>> Begin Information provided
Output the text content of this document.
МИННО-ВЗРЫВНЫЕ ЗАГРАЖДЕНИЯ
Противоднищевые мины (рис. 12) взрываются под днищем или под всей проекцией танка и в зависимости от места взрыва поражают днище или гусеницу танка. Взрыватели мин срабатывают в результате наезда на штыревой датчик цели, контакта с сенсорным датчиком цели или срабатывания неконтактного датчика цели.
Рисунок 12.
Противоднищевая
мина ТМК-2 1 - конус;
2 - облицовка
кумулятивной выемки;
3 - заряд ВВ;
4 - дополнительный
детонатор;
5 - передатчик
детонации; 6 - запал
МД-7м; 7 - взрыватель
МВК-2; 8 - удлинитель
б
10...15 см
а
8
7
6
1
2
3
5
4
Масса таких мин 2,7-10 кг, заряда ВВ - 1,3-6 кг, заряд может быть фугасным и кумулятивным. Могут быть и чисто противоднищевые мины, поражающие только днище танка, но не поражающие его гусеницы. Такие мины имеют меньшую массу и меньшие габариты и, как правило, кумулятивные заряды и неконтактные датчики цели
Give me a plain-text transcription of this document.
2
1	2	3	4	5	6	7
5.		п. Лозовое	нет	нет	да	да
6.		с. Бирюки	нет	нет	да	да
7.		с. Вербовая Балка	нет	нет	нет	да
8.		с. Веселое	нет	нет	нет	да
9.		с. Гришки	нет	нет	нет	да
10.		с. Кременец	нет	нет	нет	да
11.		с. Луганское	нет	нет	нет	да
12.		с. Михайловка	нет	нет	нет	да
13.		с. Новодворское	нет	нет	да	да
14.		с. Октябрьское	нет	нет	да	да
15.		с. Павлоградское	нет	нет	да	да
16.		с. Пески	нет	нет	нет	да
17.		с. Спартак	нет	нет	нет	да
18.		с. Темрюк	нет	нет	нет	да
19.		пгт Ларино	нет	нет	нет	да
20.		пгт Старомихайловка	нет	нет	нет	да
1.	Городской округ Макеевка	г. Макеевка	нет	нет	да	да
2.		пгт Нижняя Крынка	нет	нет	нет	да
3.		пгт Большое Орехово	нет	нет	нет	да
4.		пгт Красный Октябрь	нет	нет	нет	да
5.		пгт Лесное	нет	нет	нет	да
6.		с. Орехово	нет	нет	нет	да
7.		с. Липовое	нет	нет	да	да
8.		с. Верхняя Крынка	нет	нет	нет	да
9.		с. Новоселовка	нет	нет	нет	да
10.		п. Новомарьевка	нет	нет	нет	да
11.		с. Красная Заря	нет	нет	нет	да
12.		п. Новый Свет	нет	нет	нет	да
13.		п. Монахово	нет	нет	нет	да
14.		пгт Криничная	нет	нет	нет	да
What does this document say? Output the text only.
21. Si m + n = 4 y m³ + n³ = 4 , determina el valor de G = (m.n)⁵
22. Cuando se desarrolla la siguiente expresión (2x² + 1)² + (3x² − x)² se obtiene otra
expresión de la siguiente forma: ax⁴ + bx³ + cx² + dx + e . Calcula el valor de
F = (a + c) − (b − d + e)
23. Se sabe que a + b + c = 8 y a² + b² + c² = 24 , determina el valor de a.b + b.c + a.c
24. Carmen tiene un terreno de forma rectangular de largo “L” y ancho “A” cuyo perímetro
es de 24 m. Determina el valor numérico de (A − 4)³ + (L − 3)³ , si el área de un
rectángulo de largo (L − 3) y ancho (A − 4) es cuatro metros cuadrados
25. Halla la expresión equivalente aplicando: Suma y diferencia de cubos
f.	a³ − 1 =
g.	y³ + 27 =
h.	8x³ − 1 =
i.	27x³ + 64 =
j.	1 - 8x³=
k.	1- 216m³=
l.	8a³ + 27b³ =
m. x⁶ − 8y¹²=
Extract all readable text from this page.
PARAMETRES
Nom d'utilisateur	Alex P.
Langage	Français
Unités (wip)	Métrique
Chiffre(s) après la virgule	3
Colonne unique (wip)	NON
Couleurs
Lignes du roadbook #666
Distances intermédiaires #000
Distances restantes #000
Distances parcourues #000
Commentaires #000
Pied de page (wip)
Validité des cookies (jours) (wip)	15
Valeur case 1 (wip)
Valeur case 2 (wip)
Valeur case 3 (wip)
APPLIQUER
>> End Information provided
Aim of the task → Using the listing above, pick out each line that contains the word "text", then copy it.

Exercise response →
Output the text content of this document.
Give me a plain-text transcription of this document.
What does this document say? Output the text only.
Extract all readable text from this page.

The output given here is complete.